## AIM OF THE TASK
State only how many lines below include the string "Inactivity".

===============

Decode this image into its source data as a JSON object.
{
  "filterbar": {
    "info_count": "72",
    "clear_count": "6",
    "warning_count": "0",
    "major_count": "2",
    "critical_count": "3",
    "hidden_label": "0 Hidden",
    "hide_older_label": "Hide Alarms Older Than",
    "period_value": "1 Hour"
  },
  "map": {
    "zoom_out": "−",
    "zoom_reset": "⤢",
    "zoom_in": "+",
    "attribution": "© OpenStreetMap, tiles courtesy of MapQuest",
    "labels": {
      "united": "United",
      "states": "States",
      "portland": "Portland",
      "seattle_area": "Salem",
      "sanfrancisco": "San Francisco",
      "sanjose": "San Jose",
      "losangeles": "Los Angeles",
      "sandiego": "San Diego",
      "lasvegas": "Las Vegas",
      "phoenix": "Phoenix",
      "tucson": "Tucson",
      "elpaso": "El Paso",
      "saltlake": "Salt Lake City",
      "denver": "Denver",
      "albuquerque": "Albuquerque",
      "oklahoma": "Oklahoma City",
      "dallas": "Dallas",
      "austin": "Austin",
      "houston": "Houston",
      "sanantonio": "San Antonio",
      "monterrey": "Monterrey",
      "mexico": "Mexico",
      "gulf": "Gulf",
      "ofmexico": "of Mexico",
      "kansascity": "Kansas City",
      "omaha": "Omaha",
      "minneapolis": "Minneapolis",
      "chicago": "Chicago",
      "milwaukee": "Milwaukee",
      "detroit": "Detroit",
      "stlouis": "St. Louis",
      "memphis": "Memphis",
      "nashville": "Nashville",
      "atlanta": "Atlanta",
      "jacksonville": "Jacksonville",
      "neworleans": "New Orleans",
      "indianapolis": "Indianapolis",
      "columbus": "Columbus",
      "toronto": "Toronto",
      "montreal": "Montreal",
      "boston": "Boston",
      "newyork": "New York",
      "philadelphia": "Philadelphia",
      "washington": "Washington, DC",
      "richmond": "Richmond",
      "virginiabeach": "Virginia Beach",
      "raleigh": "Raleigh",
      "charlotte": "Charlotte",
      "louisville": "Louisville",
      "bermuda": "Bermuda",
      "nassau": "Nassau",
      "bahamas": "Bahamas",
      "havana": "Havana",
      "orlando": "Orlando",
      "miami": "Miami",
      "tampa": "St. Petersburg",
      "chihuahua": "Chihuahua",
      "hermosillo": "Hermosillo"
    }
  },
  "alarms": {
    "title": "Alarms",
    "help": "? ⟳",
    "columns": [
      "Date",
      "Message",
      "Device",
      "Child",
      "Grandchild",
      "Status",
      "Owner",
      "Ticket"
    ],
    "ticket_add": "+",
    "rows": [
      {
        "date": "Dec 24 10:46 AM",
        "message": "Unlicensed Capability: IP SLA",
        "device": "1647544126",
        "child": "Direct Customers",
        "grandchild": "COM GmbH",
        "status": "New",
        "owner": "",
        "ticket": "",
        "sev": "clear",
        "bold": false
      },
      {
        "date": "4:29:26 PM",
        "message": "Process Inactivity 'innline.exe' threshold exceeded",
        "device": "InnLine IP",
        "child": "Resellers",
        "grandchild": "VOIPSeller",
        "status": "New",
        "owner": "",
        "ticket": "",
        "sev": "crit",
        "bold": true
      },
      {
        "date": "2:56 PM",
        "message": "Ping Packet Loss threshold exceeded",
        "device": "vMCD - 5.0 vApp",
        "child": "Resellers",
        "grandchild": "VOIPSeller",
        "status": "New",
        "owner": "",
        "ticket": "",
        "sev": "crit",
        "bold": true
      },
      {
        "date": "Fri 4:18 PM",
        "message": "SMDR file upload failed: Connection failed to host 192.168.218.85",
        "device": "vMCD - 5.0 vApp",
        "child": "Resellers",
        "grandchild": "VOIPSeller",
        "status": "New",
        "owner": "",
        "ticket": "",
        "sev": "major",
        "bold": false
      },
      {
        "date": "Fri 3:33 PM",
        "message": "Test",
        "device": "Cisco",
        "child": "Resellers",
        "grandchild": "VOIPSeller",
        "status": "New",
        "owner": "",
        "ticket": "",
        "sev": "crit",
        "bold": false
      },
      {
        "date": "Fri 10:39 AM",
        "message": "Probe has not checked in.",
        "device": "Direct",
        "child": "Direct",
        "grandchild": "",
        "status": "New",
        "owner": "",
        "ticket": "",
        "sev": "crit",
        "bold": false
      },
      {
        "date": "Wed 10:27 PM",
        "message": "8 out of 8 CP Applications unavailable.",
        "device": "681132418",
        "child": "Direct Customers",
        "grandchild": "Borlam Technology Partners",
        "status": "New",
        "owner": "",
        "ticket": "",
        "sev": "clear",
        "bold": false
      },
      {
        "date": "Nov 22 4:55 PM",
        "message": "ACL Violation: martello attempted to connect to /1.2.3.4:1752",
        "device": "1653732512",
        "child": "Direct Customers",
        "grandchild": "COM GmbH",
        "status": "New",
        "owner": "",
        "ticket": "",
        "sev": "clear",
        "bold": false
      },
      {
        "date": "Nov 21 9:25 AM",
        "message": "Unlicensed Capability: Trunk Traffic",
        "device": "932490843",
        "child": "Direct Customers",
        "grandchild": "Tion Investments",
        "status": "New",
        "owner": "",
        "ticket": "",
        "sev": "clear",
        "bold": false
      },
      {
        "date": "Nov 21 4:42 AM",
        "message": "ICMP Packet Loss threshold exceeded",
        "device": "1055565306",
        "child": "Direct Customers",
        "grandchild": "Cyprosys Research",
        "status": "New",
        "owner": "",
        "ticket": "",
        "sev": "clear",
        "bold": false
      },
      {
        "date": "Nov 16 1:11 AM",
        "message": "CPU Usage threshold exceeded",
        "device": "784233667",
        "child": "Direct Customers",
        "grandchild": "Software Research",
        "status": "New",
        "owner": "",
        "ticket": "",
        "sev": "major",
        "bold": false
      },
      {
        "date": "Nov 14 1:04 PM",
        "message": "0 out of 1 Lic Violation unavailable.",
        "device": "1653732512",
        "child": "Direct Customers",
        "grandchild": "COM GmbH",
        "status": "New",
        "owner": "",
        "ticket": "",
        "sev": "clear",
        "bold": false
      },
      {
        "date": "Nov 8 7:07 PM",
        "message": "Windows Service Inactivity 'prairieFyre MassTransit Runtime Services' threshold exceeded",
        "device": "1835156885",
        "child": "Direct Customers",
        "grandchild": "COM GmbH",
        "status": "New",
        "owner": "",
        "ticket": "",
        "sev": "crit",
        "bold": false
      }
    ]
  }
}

===============

## SOLUTION FOR THIS TASK
2